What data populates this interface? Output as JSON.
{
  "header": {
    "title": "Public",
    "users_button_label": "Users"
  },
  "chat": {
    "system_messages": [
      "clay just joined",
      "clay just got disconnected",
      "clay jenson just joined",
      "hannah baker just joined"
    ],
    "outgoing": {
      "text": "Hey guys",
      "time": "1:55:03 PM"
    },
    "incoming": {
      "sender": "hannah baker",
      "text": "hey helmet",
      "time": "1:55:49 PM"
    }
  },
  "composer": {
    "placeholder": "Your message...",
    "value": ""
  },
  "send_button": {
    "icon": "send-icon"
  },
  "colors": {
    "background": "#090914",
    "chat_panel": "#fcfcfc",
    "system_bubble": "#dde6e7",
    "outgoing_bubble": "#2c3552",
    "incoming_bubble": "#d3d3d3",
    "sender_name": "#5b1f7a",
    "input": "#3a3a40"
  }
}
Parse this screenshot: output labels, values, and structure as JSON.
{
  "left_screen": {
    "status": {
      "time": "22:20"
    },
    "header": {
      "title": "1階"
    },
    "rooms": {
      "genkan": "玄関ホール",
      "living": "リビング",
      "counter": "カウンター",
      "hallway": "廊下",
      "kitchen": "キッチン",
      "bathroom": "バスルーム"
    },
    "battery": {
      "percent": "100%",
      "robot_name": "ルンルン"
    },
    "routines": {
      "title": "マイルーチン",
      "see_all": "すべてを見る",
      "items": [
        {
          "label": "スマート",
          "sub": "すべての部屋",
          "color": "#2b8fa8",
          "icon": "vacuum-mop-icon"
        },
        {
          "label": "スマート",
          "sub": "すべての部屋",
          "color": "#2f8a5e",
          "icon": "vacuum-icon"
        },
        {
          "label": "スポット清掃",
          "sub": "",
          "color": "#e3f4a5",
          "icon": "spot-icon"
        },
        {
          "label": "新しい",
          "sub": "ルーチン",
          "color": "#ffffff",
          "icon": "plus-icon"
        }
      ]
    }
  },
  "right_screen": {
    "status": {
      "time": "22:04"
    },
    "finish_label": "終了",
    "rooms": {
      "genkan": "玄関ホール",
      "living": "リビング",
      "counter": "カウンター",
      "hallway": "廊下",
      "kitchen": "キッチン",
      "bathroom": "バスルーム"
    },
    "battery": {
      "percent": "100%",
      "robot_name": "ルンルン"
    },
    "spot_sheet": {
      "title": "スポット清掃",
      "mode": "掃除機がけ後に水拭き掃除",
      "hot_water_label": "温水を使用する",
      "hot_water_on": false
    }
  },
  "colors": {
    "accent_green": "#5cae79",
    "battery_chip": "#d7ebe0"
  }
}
################
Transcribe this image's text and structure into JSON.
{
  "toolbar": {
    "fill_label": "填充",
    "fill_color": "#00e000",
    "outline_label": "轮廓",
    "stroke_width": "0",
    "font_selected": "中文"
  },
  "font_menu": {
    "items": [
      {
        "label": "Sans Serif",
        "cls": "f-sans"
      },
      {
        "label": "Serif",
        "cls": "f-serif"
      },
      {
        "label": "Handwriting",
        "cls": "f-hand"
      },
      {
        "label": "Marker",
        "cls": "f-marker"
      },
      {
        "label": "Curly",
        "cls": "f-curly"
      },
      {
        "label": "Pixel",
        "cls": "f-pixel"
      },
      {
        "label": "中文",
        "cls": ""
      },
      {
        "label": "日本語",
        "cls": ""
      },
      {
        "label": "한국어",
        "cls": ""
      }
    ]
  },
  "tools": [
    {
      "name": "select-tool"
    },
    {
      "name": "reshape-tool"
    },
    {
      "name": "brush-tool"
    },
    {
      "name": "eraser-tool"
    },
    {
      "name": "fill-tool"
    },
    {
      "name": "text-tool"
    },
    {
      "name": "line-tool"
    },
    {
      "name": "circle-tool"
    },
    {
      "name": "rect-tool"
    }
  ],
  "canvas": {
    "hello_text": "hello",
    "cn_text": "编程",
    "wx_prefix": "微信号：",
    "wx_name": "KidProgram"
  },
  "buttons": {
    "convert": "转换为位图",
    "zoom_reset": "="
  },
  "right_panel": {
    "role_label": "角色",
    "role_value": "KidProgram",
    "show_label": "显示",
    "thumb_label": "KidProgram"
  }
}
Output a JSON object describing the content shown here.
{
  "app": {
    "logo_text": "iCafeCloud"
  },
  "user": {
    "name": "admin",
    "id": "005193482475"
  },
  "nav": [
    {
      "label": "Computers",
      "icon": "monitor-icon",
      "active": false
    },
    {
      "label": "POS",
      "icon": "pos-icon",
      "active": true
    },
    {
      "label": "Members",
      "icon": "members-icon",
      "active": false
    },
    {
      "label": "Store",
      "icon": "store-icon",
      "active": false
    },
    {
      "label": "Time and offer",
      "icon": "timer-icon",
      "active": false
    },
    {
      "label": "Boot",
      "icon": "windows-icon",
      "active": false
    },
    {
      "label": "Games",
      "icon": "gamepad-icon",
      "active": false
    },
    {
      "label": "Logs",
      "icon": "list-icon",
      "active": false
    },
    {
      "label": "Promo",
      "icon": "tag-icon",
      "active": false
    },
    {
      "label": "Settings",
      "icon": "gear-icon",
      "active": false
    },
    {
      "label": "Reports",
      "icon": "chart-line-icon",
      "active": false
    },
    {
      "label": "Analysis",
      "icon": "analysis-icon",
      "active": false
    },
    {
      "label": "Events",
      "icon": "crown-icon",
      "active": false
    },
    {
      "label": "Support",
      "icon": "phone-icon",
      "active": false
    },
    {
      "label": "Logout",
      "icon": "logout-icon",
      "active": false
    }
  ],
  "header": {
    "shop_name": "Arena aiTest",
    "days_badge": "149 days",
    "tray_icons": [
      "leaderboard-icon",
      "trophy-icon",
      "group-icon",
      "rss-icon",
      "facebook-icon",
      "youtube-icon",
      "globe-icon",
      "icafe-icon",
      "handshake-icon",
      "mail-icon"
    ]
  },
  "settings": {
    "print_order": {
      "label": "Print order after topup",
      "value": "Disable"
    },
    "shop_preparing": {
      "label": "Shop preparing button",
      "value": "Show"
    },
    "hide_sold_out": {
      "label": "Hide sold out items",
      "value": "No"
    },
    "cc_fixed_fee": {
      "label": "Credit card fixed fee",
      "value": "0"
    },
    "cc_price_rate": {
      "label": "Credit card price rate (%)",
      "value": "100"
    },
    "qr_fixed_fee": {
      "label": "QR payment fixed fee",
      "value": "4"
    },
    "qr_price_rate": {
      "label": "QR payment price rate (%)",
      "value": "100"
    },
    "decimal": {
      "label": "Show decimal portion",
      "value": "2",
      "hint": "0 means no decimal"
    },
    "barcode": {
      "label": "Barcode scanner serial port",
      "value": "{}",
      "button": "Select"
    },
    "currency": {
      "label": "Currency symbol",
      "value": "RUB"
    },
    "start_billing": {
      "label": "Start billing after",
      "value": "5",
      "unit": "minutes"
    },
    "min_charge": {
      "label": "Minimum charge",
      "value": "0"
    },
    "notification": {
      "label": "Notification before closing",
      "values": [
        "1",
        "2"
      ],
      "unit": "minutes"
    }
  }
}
################
DO THIS: Gather all lines of the records that include the word "values".

RESPONSE:
Parse this screenshot: output labels, values, and structure as JSON.
      "values": [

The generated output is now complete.